* Begin *

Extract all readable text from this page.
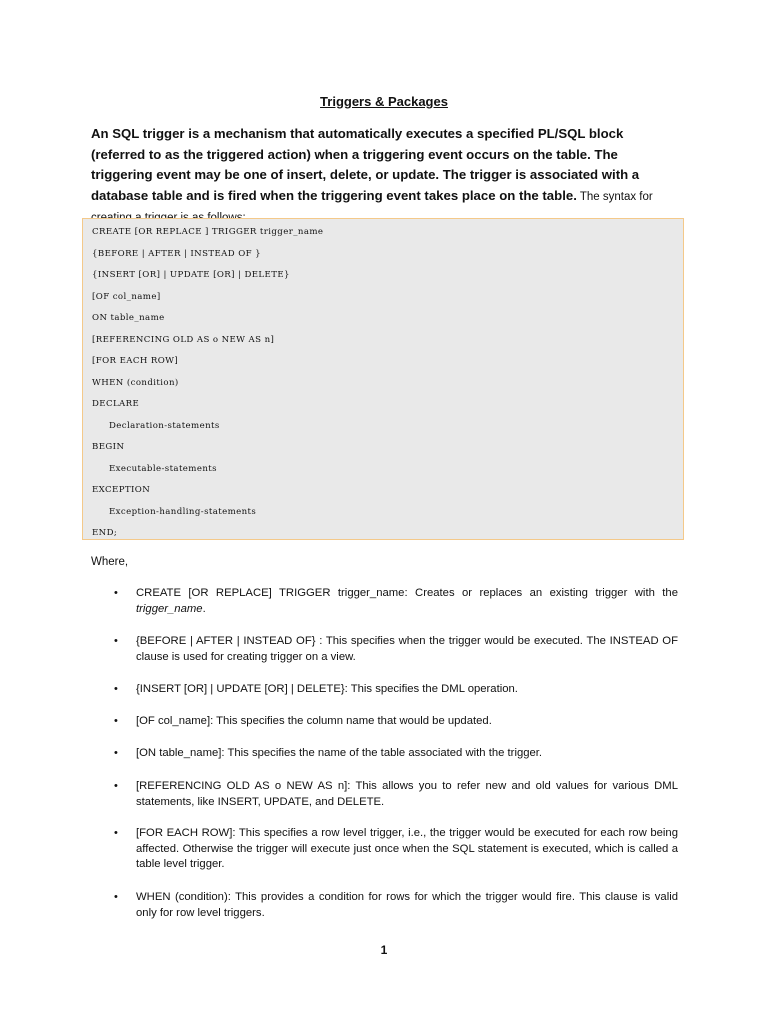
Triggers & Packages
An SQL trigger is a mechanism that automatically executes a specified PL/SQL block (referred to as the triggered action) when a triggering event occurs on the table. The triggering event may be one of insert, delete, or update. The trigger is associated with a database table and is fired when the triggering event takes place on the table. The syntax for
CREATE [OR REPLACE ] TRIGGER trigger_name
{BEFORE | AFTER | INSTEAD OF }
{INSERT [OR] | UPDATE [OR] | DELETE}
[OF col_name]
ON table_name
[REFERENCING OLD AS o NEW AS n]
[FOR EACH ROW]
WHEN (condition)
DECLARE
Declaration-statements
BEGIN
Executable-statements
EXCEPTION
Exception-handling-statements
END;
Where,
• CREATE [OR REPLACE] TRIGGER trigger_name: Creates or replaces an existing trigger with the trigger_name.
• {BEFORE | AFTER | INSTEAD OF} : This specifies when the trigger would be executed. The INSTEAD OF clause is used for creating trigger on a view.
• {INSERT [OR] | UPDATE [OR] | DELETE}: This specifies the DML operation.
• [OF col_name]: This specifies the column name that would be updated.
• [ON table_name]: This specifies the name of the table associated with the trigger.
• [REFERENCING OLD AS o NEW AS n]: This allows you to refer new and old values for various DML statements, like INSERT, UPDATE, and DELETE.
• [FOR EACH ROW]: This specifies a row level trigger, i.e., the trigger would be executed for each row being affected. Otherwise the trigger will execute just once when the SQL statement is executed, which is called a table level trigger.
• WHEN (condition): This provides a condition for rows for which the trigger would fire. This clause is valid only for row level triggers.
1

* End *

→ What is required: Pick out each line that holds the string "BEFORE".

→ Final result:
{BEFORE | AFTER | INSTEAD OF }
• {BEFORE | AFTER | INSTEAD OF} : This specifies when the trigger would be executed. The INSTEAD OF clause is used for creating trigger on a view.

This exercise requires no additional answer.